Copy every line of the records below where the word "values" occurs.

------ Data shown

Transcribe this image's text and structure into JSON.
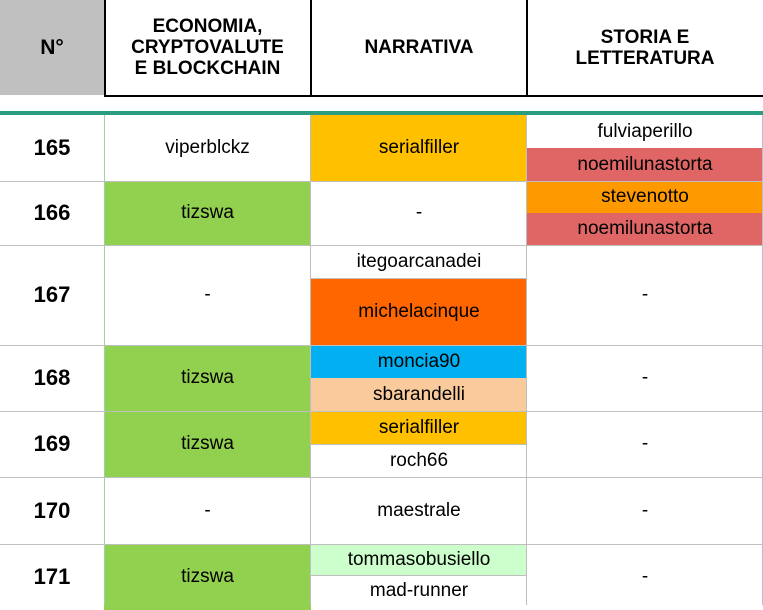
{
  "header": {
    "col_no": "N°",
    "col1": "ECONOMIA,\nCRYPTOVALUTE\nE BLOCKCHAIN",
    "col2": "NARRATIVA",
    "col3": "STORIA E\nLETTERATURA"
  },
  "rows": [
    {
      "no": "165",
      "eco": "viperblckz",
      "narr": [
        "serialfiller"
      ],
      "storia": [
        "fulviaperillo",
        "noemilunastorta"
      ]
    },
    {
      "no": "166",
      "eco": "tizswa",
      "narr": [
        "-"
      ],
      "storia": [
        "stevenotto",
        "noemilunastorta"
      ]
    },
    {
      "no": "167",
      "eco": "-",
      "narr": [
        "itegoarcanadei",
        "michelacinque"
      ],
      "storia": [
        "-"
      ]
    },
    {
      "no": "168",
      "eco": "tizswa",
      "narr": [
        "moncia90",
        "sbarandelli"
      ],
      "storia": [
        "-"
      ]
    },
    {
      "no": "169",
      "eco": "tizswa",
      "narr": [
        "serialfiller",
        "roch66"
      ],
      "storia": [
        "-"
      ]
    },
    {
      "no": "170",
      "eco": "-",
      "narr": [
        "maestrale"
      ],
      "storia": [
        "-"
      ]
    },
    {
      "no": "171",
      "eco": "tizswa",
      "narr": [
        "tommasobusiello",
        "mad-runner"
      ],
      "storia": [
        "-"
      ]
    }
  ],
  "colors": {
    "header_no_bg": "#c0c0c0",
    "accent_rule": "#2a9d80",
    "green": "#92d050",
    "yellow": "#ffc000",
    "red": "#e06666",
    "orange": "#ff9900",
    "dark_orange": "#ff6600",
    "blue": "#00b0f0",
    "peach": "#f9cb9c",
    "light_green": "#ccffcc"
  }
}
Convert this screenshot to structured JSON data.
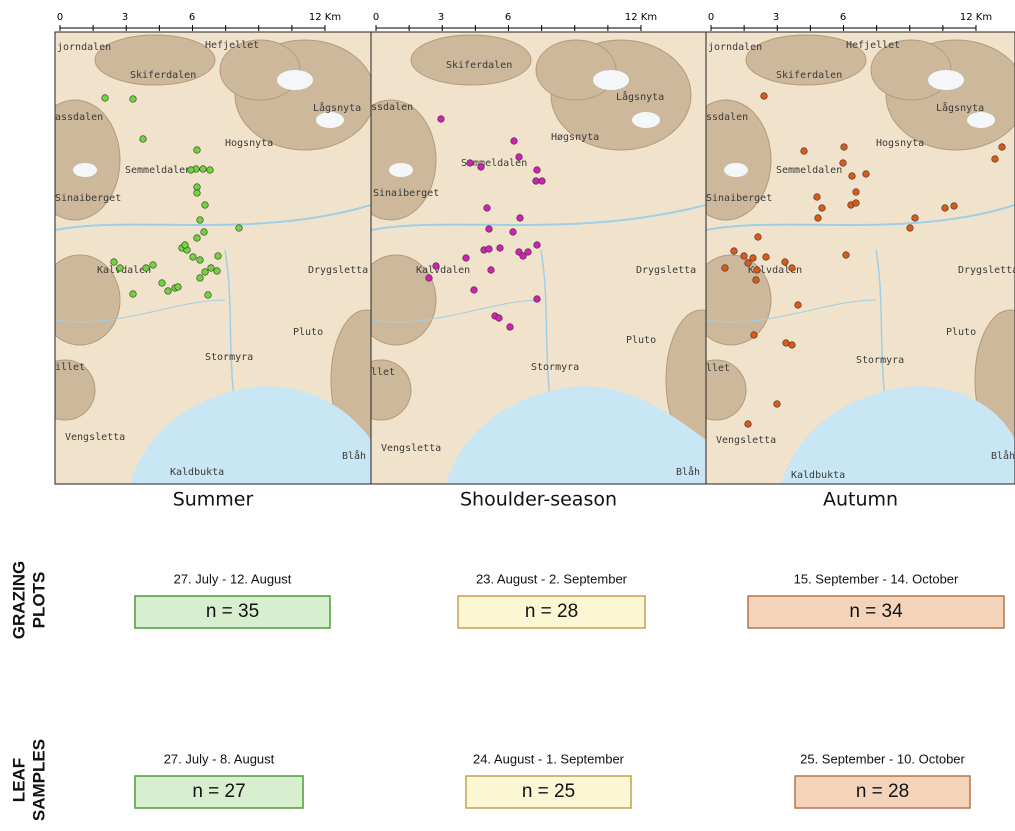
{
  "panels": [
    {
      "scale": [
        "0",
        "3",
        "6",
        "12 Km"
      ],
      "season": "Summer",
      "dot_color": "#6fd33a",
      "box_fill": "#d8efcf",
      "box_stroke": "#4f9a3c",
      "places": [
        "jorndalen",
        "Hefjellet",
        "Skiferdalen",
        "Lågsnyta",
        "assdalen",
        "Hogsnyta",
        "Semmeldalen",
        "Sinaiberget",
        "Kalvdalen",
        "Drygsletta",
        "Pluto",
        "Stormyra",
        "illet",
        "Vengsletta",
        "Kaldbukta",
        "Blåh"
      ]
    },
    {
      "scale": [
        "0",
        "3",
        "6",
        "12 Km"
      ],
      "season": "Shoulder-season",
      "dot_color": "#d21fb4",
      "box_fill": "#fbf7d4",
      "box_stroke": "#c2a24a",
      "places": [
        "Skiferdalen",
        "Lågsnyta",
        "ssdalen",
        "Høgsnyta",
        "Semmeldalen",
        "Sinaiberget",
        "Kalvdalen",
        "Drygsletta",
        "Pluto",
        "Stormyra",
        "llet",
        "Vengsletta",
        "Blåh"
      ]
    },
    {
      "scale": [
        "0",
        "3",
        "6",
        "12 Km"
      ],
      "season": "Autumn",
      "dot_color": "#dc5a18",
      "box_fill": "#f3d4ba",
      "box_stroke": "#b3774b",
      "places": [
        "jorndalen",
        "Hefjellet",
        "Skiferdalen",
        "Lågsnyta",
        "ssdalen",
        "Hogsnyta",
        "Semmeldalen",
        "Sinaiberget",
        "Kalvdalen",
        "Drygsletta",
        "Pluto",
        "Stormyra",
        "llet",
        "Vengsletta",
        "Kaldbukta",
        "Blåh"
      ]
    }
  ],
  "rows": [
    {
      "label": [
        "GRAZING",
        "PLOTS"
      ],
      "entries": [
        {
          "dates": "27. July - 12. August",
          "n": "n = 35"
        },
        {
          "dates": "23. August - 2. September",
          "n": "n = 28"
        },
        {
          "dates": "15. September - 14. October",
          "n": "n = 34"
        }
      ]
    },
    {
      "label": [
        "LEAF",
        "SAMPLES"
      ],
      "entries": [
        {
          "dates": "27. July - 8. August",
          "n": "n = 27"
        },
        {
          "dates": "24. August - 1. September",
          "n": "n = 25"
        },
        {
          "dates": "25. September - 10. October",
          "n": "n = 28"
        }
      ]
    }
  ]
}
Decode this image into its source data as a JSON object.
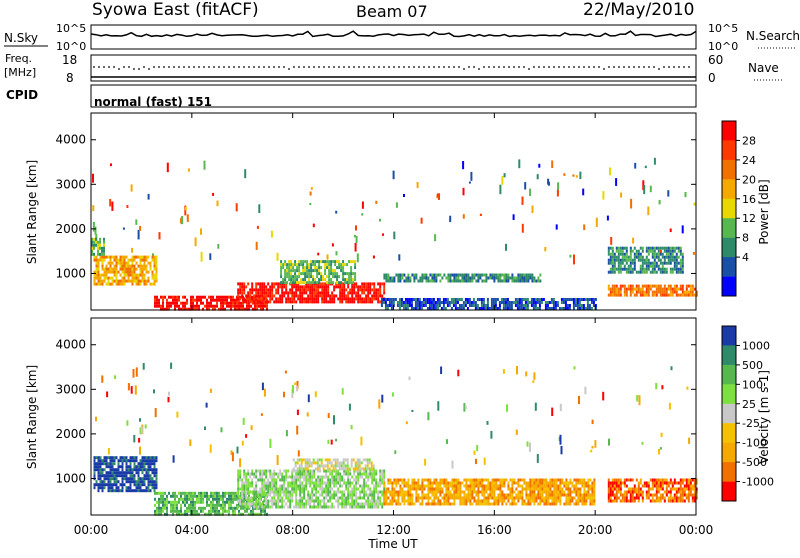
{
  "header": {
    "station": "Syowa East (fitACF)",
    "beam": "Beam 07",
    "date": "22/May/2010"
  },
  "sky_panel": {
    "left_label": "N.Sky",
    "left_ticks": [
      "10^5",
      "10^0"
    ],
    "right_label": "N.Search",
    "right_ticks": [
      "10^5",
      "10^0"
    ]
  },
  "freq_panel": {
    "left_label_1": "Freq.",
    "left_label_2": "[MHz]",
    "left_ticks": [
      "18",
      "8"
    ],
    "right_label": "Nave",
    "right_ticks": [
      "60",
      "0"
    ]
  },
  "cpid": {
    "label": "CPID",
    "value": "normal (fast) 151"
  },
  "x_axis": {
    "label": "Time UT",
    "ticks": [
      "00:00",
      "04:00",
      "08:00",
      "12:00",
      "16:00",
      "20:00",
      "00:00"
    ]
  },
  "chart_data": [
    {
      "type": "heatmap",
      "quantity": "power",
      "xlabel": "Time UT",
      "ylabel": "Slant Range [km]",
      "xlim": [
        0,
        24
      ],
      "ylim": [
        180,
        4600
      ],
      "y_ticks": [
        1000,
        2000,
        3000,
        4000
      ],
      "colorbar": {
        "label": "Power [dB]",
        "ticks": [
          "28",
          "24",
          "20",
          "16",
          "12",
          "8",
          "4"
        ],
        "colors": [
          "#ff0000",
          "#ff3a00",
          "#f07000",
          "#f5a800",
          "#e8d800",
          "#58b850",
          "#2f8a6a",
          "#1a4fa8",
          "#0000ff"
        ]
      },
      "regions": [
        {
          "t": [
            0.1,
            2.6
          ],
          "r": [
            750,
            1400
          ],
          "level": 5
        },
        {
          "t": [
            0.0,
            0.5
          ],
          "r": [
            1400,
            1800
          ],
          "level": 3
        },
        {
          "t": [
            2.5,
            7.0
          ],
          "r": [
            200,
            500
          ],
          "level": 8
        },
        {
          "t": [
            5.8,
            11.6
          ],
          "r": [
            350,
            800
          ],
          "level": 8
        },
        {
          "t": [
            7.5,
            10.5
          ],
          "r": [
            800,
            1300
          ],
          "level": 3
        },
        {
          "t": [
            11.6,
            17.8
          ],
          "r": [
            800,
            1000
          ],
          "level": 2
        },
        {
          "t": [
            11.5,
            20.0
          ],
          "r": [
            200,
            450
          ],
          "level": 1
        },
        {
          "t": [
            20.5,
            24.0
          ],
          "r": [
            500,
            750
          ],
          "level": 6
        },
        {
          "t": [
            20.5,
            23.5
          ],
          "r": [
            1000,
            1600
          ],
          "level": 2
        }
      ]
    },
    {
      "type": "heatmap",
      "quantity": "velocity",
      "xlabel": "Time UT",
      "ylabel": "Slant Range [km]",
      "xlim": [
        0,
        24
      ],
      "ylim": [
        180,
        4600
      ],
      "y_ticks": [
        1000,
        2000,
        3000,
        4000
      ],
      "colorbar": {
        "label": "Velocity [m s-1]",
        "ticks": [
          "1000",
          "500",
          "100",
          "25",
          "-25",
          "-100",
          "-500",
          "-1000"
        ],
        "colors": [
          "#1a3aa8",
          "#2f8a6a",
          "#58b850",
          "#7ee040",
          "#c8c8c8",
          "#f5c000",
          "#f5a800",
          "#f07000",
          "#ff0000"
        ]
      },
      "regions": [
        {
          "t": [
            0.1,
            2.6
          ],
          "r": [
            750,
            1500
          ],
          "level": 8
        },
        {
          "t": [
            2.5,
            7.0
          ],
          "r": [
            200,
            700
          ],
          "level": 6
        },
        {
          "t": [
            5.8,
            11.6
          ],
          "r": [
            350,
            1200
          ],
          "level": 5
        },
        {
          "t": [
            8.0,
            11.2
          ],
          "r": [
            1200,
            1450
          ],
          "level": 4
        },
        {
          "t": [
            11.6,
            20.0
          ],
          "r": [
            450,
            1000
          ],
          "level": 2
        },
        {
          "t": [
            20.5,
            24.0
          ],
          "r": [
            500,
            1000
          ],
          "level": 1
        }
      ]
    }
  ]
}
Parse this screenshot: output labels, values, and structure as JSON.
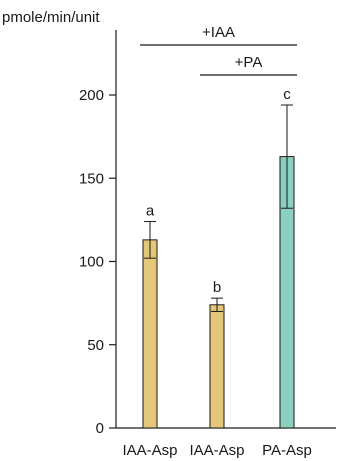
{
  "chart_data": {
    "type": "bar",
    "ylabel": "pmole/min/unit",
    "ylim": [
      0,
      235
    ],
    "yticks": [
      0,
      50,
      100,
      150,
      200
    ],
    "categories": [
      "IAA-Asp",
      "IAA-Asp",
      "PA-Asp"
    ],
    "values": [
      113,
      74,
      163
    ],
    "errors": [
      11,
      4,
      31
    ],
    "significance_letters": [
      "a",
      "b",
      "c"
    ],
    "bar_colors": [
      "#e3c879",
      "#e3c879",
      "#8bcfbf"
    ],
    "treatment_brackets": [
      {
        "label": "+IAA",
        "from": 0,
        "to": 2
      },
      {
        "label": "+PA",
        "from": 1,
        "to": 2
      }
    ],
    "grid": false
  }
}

------------

- _Result_:
Parse this screenshot: output labels, values, and structure as JSON.
    "values": [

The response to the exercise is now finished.